> [ENTRIES PROVIDED]:

##########

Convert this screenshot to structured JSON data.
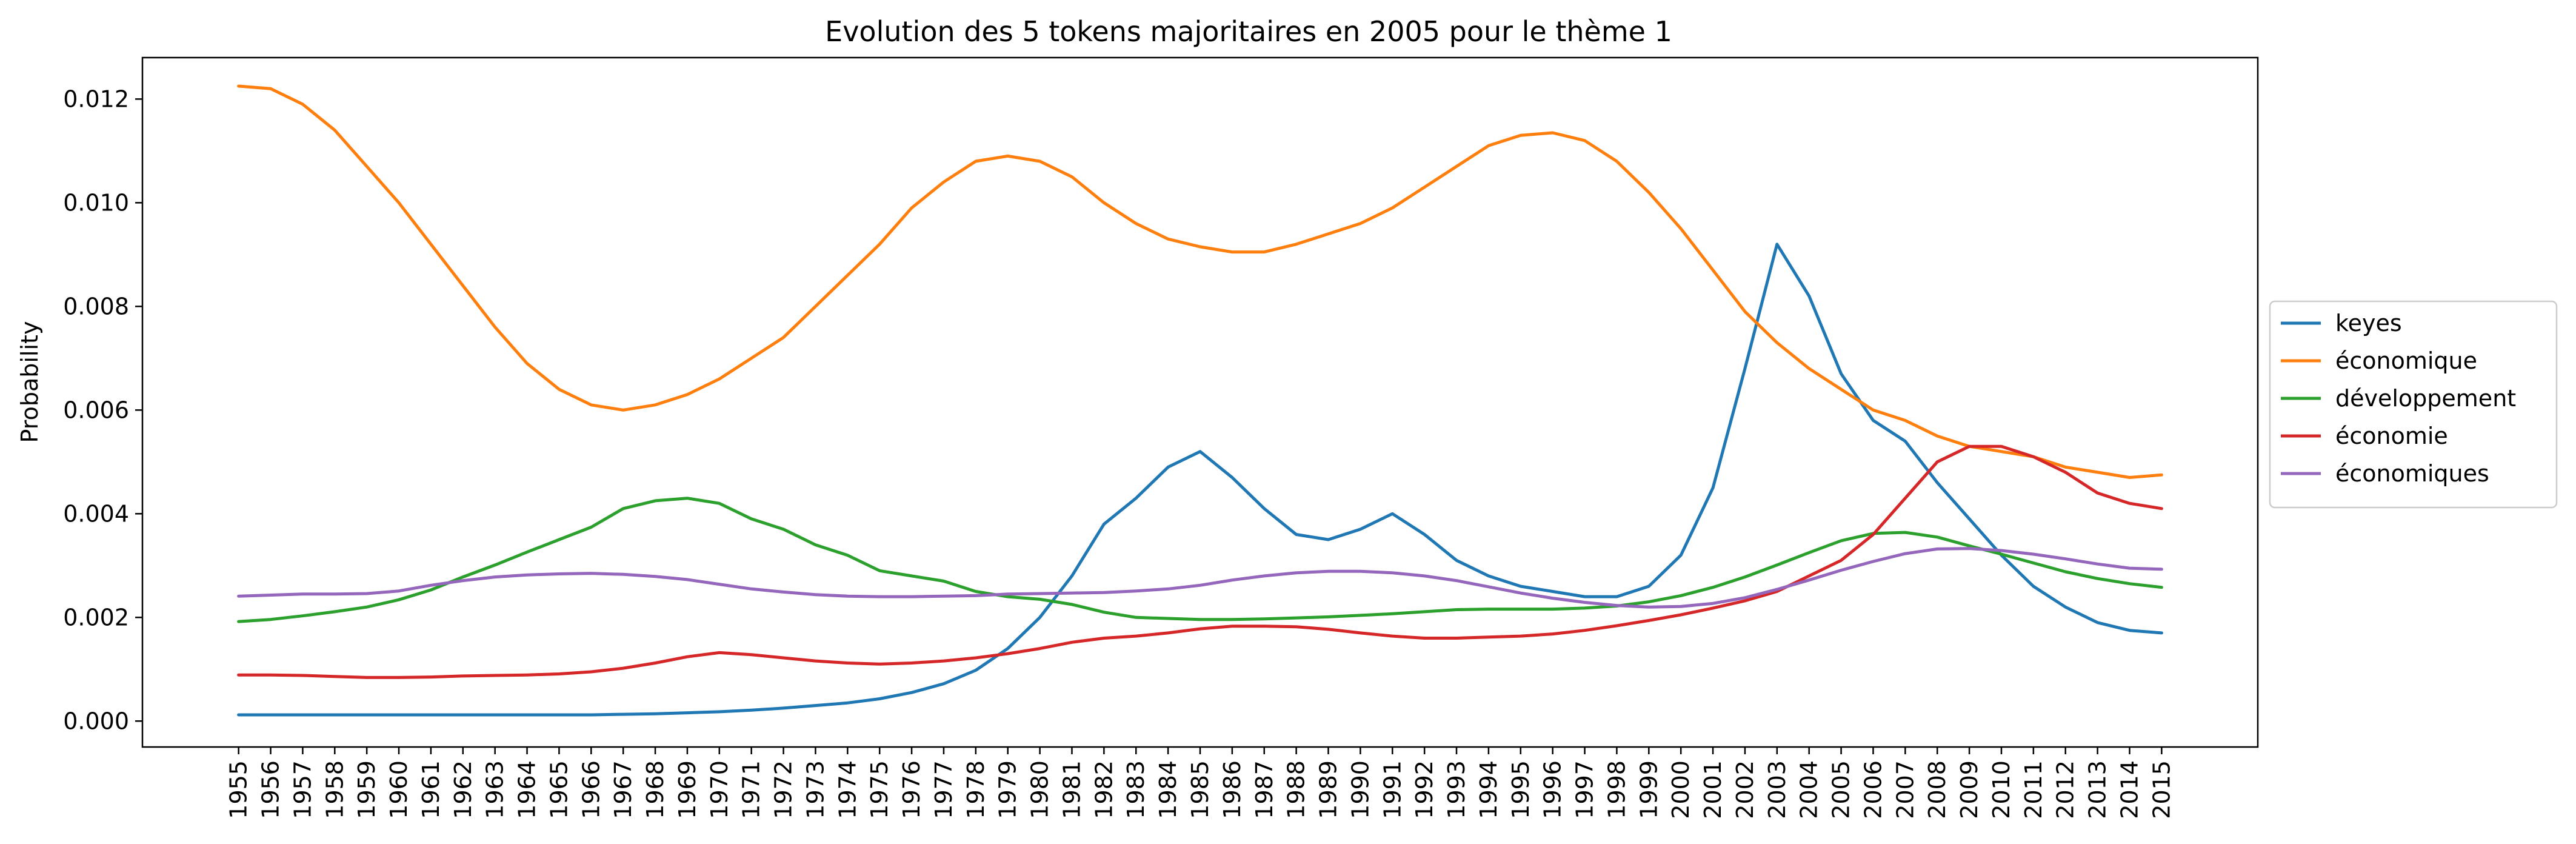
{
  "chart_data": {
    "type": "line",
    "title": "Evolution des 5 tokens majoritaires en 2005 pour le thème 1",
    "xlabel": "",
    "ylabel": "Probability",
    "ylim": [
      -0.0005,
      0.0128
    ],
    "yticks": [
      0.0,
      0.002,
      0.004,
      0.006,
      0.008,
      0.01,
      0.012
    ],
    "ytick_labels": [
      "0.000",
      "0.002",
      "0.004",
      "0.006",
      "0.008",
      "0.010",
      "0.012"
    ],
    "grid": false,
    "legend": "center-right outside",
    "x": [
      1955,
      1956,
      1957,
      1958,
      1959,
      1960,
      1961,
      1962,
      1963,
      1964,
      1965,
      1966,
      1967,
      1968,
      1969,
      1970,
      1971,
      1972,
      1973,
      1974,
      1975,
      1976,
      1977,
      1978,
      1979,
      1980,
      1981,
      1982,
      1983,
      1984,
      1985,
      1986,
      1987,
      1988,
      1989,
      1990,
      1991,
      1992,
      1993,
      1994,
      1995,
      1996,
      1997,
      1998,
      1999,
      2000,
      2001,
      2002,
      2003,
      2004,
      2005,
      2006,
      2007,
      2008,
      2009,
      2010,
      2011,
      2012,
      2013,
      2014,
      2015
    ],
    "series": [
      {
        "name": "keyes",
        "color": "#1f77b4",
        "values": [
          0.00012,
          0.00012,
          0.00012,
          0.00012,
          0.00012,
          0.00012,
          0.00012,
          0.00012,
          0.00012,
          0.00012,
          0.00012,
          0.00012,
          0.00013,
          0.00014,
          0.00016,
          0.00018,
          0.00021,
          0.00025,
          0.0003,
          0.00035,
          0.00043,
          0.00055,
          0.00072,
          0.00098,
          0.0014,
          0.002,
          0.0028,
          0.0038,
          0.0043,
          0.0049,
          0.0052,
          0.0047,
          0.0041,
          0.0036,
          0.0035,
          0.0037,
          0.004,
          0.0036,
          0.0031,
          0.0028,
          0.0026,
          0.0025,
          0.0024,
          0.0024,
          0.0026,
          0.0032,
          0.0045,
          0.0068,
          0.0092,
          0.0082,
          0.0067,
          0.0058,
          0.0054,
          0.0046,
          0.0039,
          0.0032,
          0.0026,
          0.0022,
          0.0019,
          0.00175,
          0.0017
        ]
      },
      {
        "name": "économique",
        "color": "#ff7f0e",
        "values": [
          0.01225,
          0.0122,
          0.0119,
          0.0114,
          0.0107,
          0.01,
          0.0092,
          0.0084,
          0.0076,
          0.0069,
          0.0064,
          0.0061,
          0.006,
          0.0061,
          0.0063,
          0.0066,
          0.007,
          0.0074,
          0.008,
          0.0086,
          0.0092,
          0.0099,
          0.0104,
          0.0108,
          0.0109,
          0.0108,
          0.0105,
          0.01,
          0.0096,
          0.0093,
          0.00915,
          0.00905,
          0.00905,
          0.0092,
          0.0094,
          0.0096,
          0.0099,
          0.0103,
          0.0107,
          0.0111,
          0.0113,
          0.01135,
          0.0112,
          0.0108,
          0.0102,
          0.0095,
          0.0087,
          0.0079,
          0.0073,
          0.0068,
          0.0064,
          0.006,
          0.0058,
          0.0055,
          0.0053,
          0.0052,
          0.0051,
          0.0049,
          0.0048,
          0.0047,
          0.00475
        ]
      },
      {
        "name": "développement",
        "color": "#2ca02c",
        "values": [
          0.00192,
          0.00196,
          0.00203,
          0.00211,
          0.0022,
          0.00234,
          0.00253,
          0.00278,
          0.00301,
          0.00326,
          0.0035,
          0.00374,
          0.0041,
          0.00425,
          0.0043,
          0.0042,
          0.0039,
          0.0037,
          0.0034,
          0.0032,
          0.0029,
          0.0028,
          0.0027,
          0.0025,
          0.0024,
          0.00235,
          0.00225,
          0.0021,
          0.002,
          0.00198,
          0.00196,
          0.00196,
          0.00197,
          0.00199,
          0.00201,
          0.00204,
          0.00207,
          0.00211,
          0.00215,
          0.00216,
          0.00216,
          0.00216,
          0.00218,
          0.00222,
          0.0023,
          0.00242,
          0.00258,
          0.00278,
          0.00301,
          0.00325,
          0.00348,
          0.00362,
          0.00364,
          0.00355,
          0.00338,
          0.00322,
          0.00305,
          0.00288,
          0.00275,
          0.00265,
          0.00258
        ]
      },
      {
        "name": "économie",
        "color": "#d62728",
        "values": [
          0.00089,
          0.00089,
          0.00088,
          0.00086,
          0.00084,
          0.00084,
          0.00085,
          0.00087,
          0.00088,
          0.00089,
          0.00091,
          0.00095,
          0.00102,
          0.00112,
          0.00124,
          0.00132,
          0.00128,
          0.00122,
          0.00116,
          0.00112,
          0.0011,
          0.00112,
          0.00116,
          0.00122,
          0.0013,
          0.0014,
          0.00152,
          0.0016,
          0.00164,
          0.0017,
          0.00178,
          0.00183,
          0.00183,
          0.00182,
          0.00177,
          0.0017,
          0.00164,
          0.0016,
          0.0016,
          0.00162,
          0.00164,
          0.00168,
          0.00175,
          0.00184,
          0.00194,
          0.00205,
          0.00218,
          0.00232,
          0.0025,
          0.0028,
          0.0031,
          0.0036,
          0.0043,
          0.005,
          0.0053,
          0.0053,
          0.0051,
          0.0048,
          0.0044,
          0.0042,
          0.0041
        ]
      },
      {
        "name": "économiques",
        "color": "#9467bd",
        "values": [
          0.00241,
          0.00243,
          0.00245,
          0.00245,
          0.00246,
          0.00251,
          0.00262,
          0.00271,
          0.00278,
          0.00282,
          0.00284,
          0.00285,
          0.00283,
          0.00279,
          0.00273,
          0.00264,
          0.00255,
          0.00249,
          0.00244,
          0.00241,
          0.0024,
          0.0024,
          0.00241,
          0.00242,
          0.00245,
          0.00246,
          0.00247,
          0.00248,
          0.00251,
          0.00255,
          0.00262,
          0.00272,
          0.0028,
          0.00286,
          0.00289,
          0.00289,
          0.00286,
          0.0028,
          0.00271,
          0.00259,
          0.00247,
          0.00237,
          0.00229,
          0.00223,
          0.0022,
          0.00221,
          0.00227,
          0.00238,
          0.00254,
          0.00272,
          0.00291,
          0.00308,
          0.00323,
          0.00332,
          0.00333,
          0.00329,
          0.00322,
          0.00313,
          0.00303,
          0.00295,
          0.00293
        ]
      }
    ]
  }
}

##########

> [DIRECTIVE]: Read through the entries and copy each line in which "color" appears.

> [OUTPUT FOR THIS TASK]:
        "color": "#1f77b4",
        "color": "#ff7f0e",
        "color": "#2ca02c",
        "color": "#d62728",
        "color": "#9467bd",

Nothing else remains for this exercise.